* _AIM OF THE EXERCISE_
Please retype the records below exactly, leaving out any pictures.

━━━━━ DATASET EXCERPTS ━━━━━

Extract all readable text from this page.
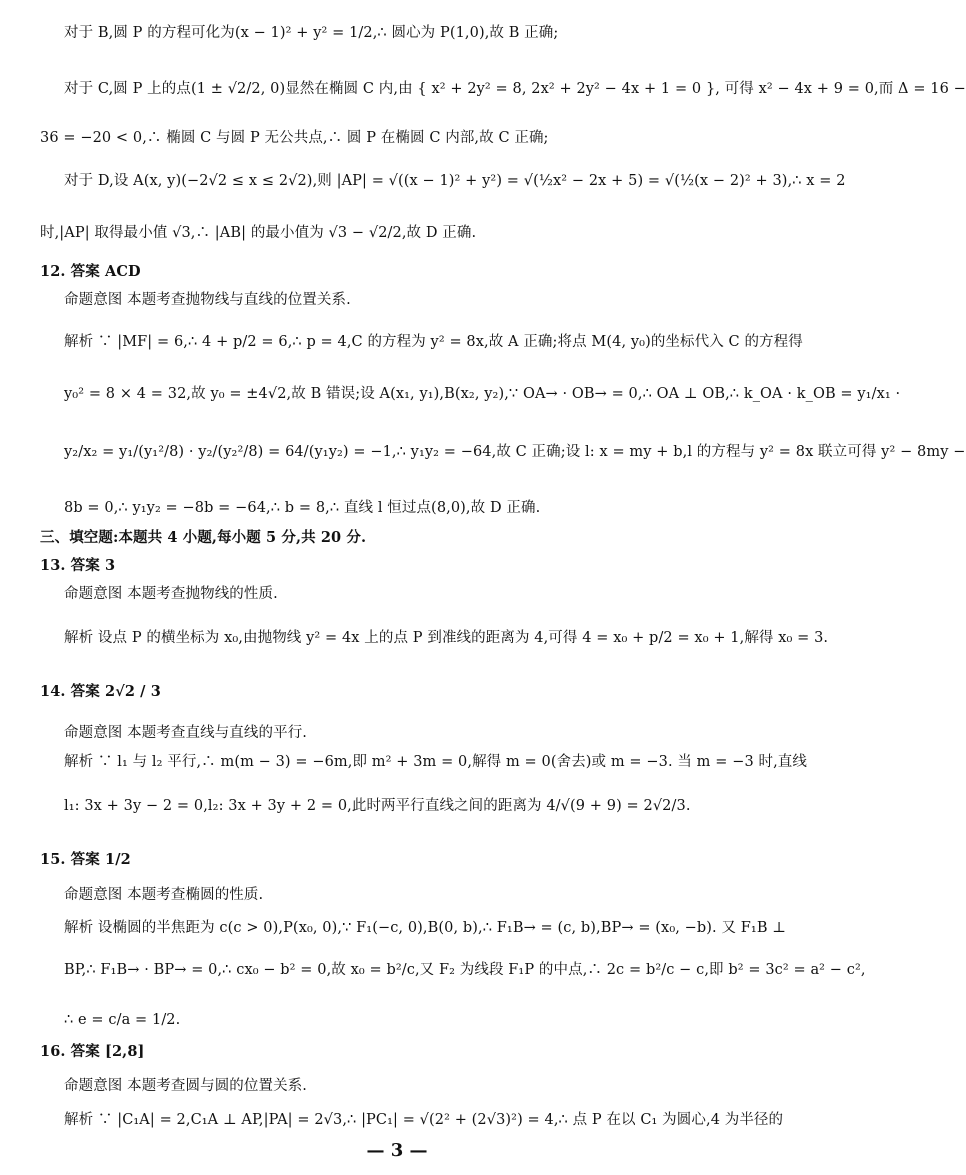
对于 B,圆 P 的方程可化为(x − 1)² + y² = 1/2,∴ 圆心为 P(1,0),故 B 正确;
对于 C,圆 P 上的点(1 ± √2/2, 0)显然在椭圆 C 内,由 { x² + 2y² = 8, 2x² + 2y² − 4x + 1 = 0 }, 可得 x² − 4x + 9 = 0,而 Δ = 16 −
36 = −20 < 0,∴ 椭圆 C 与圆 P 无公共点,∴ 圆 P 在椭圆 C 内部,故 C 正确;
对于 D,设 A(x, y)(−2√2 ≤ x ≤ 2√2),则 |AP| = √((x − 1)² + y²) = √(½x² − 2x + 5) = √(½(x − 2)² + 3),∴ x = 2
时,|AP| 取得最小值 √3,∴ |AB| 的最小值为 √3 − √2/2,故 D 正确.
12. 答案 ACD
命题意图 本题考查抛物线与直线的位置关系.
解析 ∵ |MF| = 6,∴ 4 + p/2 = 6,∴ p = 4,C 的方程为 y² = 8x,故 A 正确;将点 M(4, y₀)的坐标代入 C 的方程得
y₀² = 8 × 4 = 32,故 y₀ = ±4√2,故 B 错误;设 A(x₁, y₁),B(x₂, y₂),∵ OA→ · OB→ = 0,∴ OA ⊥ OB,∴ k_OA · k_OB = y₁/x₁ ·
y₂/x₂ = y₁/(y₁²/8) · y₂/(y₂²/8) = 64/(y₁y₂) = −1,∴ y₁y₂ = −64,故 C 正确;设 l: x = my + b,l 的方程与 y² = 8x 联立可得 y² − 8my −
8b = 0,∴ y₁y₂ = −8b = −64,∴ b = 8,∴ 直线 l 恒过点(8,0),故 D 正确.
三、填空题:本题共 4 小题,每小题 5 分,共 20 分.
13. 答案 3
命题意图 本题考查抛物线的性质.
解析 设点 P 的横坐标为 x₀,由抛物线 y² = 4x 上的点 P 到准线的距离为 4,可得 4 = x₀ + p/2 = x₀ + 1,解得 x₀ = 3.
14. 答案 2√2 / 3
命题意图 本题考查直线与直线的平行.
解析 ∵ l₁ 与 l₂ 平行,∴ m(m − 3) = −6m,即 m² + 3m = 0,解得 m = 0(舍去)或 m = −3. 当 m = −3 时,直线
l₁: 3x + 3y − 2 = 0,l₂: 3x + 3y + 2 = 0,此时两平行直线之间的距离为 4/√(9 + 9) = 2√2/3.
15. 答案 1/2
命题意图 本题考查椭圆的性质.
解析 设椭圆的半焦距为 c(c > 0),P(x₀, 0),∵ F₁(−c, 0),B(0, b),∴ F₁B→ = (c, b),BP→ = (x₀, −b). 又 F₁B ⊥
BP,∴ F₁B→ · BP→ = 0,∴ cx₀ − b² = 0,故 x₀ = b²/c,又 F₂ 为线段 F₁P 的中点,∴ 2c = b²/c − c,即 b² = 3c² = a² − c²,
∴ e = c/a = 1/2.
16. 答案 [2,8]
命题意图 本题考查圆与圆的位置关系.
解析 ∵ |C₁A| = 2,C₁A ⊥ AP,|PA| = 2√3,∴ |PC₁| = √(2² + (2√3)²) = 4,∴ 点 P 在以 C₁ 为圆心,4 为半径的
— 3 —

━━━━━

* _THE RESPONSE_
Extract all readable text from this page.
对于 B,圆 P 的方程可化为(x − 1)² + y² = 1/2,∴ 圆心为 P(1,0),故 B 正确;
对于 C,圆 P 上的点(1 ± √2/2, 0)显然在椭圆 C 内,由 { x² + 2y² = 8, 2x² + 2y² − 4x + 1 = 0 }, 可得 x² − 4x + 9 = 0,而 Δ = 16 −
36 = −20 < 0,∴ 椭圆 C 与圆 P 无公共点,∴ 圆 P 在椭圆 C 内部,故 C 正确;
对于 D,设 A(x, y)(−2√2 ≤ x ≤ 2√2),则 |AP| = √((x − 1)² + y²) = √(½x² − 2x + 5) = √(½(x − 2)² + 3),∴ x = 2
时,|AP| 取得最小值 √3,∴ |AB| 的最小值为 √3 − √2/2,故 D 正确.
12. 答案 ACD
命题意图 本题考查抛物线与直线的位置关系.
解析 ∵ |MF| = 6,∴ 4 + p/2 = 6,∴ p = 4,C 的方程为 y² = 8x,故 A 正确;将点 M(4, y₀)的坐标代入 C 的方程得
y₀² = 8 × 4 = 32,故 y₀ = ±4√2,故 B 错误;设 A(x₁, y₁),B(x₂, y₂),∵ OA→ · OB→ = 0,∴ OA ⊥ OB,∴ k_OA · k_OB = y₁/x₁ ·
y₂/x₂ = y₁/(y₁²/8) · y₂/(y₂²/8) = 64/(y₁y₂) = −1,∴ y₁y₂ = −64,故 C 正确;设 l: x = my + b,l 的方程与 y² = 8x 联立可得 y² − 8my −
8b = 0,∴ y₁y₂ = −8b = −64,∴ b = 8,∴ 直线 l 恒过点(8,0),故 D 正确.
三、填空题:本题共 4 小题,每小题 5 分,共 20 分.
13. 答案 3
命题意图 本题考查抛物线的性质.
解析 设点 P 的横坐标为 x₀,由抛物线 y² = 4x 上的点 P 到准线的距离为 4,可得 4 = x₀ + p/2 = x₀ + 1,解得 x₀ = 3.
14. 答案 2√2 / 3
命题意图 本题考查直线与直线的平行.
解析 ∵ l₁ 与 l₂ 平行,∴ m(m − 3) = −6m,即 m² + 3m = 0,解得 m = 0(舍去)或 m = −3. 当 m = −3 时,直线
l₁: 3x + 3y − 2 = 0,l₂: 3x + 3y + 2 = 0,此时两平行直线之间的距离为 4/√(9 + 9) = 2√2/3.
15. 答案 1/2
命题意图 本题考查椭圆的性质.
解析 设椭圆的半焦距为 c(c > 0),P(x₀, 0),∵ F₁(−c, 0),B(0, b),∴ F₁B→ = (c, b),BP→ = (x₀, −b). 又 F₁B ⊥
BP,∴ F₁B→ · BP→ = 0,∴ cx₀ − b² = 0,故 x₀ = b²/c,又 F₂ 为线段 F₁P 的中点,∴ 2c = b²/c − c,即 b² = 3c² = a² − c²,
∴ e = c/a = 1/2.
16. 答案 [2,8]
命题意图 本题考查圆与圆的位置关系.
解析 ∵ |C₁A| = 2,C₁A ⊥ AP,|PA| = 2√3,∴ |PC₁| = √(2² + (2√3)²) = 4,∴ 点 P 在以 C₁ 为圆心,4 为半径的
— 3 —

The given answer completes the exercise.